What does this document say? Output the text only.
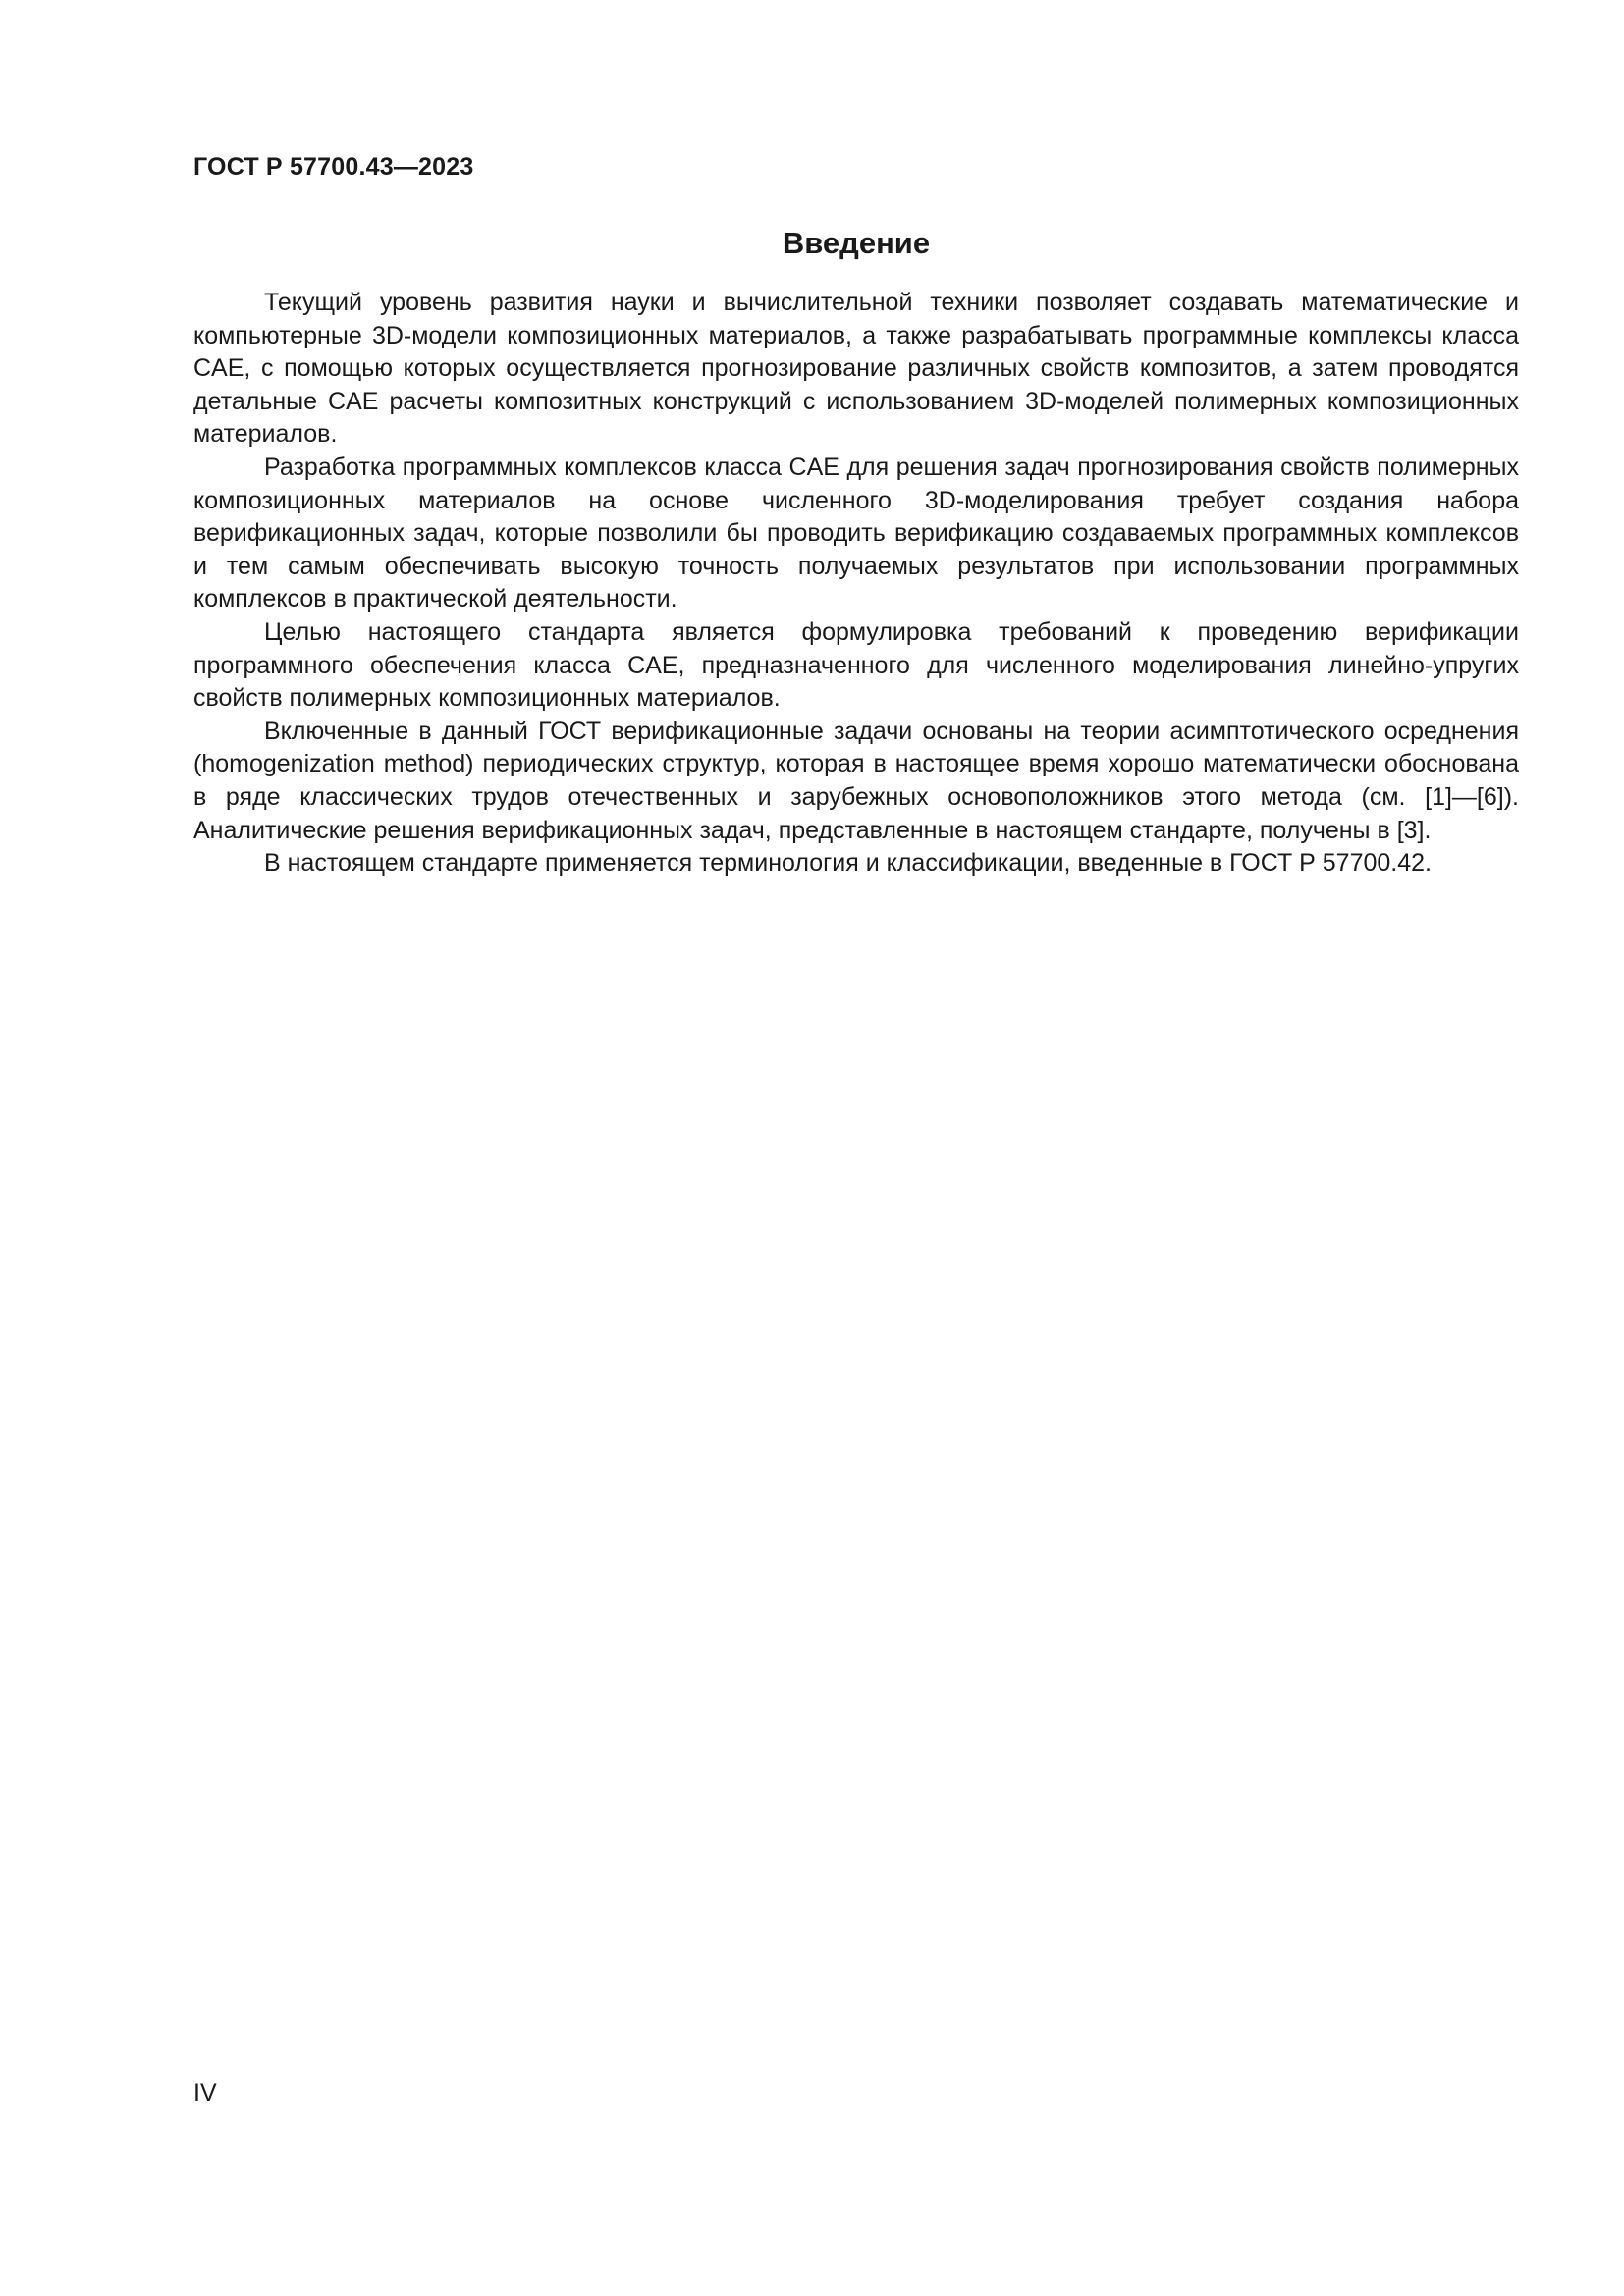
ГОСТ Р 57700.43—2023

Введение

Текущий уровень развития науки и вычислительной техники позволяет создавать математические и компьютерные 3D-модели композиционных материалов, а также разрабатывать программные комплексы класса CAE, с помощью которых осуществляется прогнозирование различных свойств композитов, а затем проводятся детальные CAE расчеты композитных конструкций с использованием 3D-моделей полимерных композиционных материалов.

Разработка программных комплексов класса CAE для решения задач прогнозирования свойств полимерных композиционных материалов на основе численного 3D-моделирования требует создания набора верификационных задач, которые позволили бы проводить верификацию создаваемых программных комплексов и тем самым обеспечивать высокую точность получаемых результатов при использовании программных комплексов в практической деятельности.

Целью настоящего стандарта является формулировка требований к проведению верификации программного обеспечения класса CAE, предназначенного для численного моделирования линейно-упругих свойств полимерных композиционных материалов.

Включенные в данный ГОСТ верификационные задачи основаны на теории асимптотического осреднения (homogenization method) периодических структур, которая в настоящее время хорошо математически обоснована в ряде классических трудов отечественных и зарубежных основоположников этого метода (см. [1]—[6]). Аналитические решения верификационных задач, представленные в настоящем стандарте, получены в [3].

В настоящем стандарте применяется терминология и классификации, введенные в ГОСТ Р 57700.42.

IV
◇ ◇ ◇
| Set task |
Can the entries above be repeated exactly, without their pictures?

| Final result |
What does this document say? Output the text only.
ГОСТ Р 57700.43—2023

Введение

Текущий уровень развития науки и вычислительной техники позволяет создавать математические и компьютерные 3D-модели композиционных материалов, а также разрабатывать программные комплексы класса CAE, с помощью которых осуществляется прогнозирование различных свойств композитов, а затем проводятся детальные CAE расчеты композитных конструкций с использованием 3D-моделей полимерных композиционных материалов.

Разработка программных комплексов класса CAE для решения задач прогнозирования свойств полимерных композиционных материалов на основе численного 3D-моделирования требует создания набора верификационных задач, которые позволили бы проводить верификацию создаваемых программных комплексов и тем самым обеспечивать высокую точность получаемых результатов при использовании программных комплексов в практической деятельности.

Целью настоящего стандарта является формулировка требований к проведению верификации программного обеспечения класса CAE, предназначенного для численного моделирования линейно-упругих свойств полимерных композиционных материалов.

Включенные в данный ГОСТ верификационные задачи основаны на теории асимптотического осреднения (homogenization method) периодических структур, которая в настоящее время хорошо математически обоснована в ряде классических трудов отечественных и зарубежных основоположников этого метода (см. [1]—[6]). Аналитические решения верификационных задач, представленные в настоящем стандарте, получены в [3].

В настоящем стандарте применяется терминология и классификации, введенные в ГОСТ Р 57700.42.

IV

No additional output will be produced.